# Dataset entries
____________________

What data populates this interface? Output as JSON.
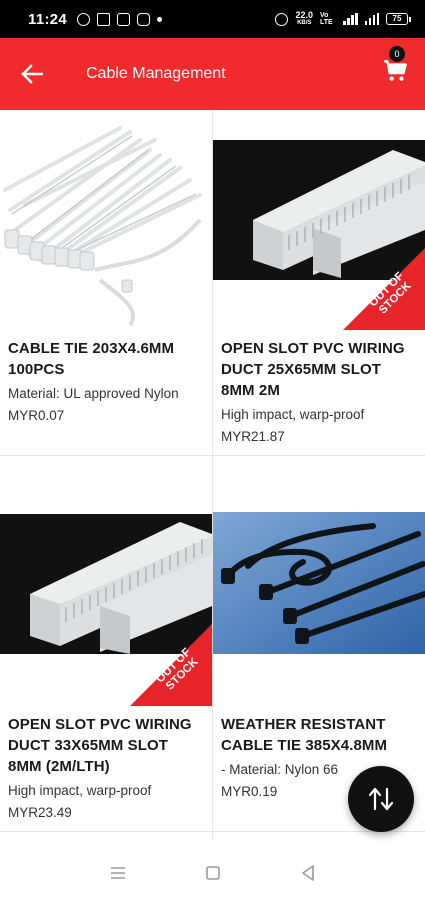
{
  "status_bar": {
    "time": "11:24",
    "net_speed_value": "22.0",
    "net_speed_unit": "KB/S",
    "network_type": "Vo LTE",
    "battery": "75"
  },
  "app_bar": {
    "title": "Cable Management",
    "cart_count": "0",
    "background_color": "#f12a2e"
  },
  "products": [
    {
      "name": "CABLE TIE 203X4.6MM 100PCS",
      "description": "Material: UL approved Nylon",
      "price": "MYR0.07",
      "out_of_stock": false
    },
    {
      "name": "OPEN SLOT PVC WIRING DUCT 25X65MM SLOT 8MM 2M",
      "description": "High impact, warp-proof",
      "price": "MYR21.87",
      "out_of_stock": true
    },
    {
      "name": "OPEN SLOT PVC WIRING DUCT 33X65MM SLOT 8MM (2M/LTH)",
      "description": "High impact, warp-proof",
      "price": "MYR23.49",
      "out_of_stock": true
    },
    {
      "name": "WEATHER RESISTANT CABLE TIE 385X4.8MM",
      "description": "- Material: Nylon 66",
      "price": "MYR0.19",
      "out_of_stock": false
    }
  ],
  "out_of_stock_badge": {
    "line1": "OUT OF",
    "line2": "STOCK",
    "color": "#e8242b"
  },
  "icons": {
    "back": "arrow-left-icon",
    "cart": "shopping-cart-icon",
    "sort": "sort-icon",
    "nav_recents": "recents-icon",
    "nav_home": "home-icon",
    "nav_back": "nav-back-icon"
  }
}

____________________

# Written task
Reproduce the whole listing exactly, but not the images in it.

# Written response
What data populates this interface? Output as JSON.
{
  "status_bar": {
    "time": "11:24",
    "net_speed_value": "22.0",
    "net_speed_unit": "KB/S",
    "network_type": "Vo LTE",
    "battery": "75"
  },
  "app_bar": {
    "title": "Cable Management",
    "cart_count": "0",
    "background_color": "#f12a2e"
  },
  "products": [
    {
      "name": "CABLE TIE 203X4.6MM 100PCS",
      "description": "Material: UL approved Nylon",
      "price": "MYR0.07",
      "out_of_stock": false
    },
    {
      "name": "OPEN SLOT PVC WIRING DUCT 25X65MM SLOT 8MM 2M",
      "description": "High impact, warp-proof",
      "price": "MYR21.87",
      "out_of_stock": true
    },
    {
      "name": "OPEN SLOT PVC WIRING DUCT 33X65MM SLOT 8MM (2M/LTH)",
      "description": "High impact, warp-proof",
      "price": "MYR23.49",
      "out_of_stock": true
    },
    {
      "name": "WEATHER RESISTANT CABLE TIE 385X4.8MM",
      "description": "- Material: Nylon 66",
      "price": "MYR0.19",
      "out_of_stock": false
    }
  ],
  "out_of_stock_badge": {
    "line1": "OUT OF",
    "line2": "STOCK",
    "color": "#e8242b"
  },
  "icons": {
    "back": "arrow-left-icon",
    "cart": "shopping-cart-icon",
    "sort": "sort-icon",
    "nav_recents": "recents-icon",
    "nav_home": "home-icon",
    "nav_back": "nav-back-icon"
  }
}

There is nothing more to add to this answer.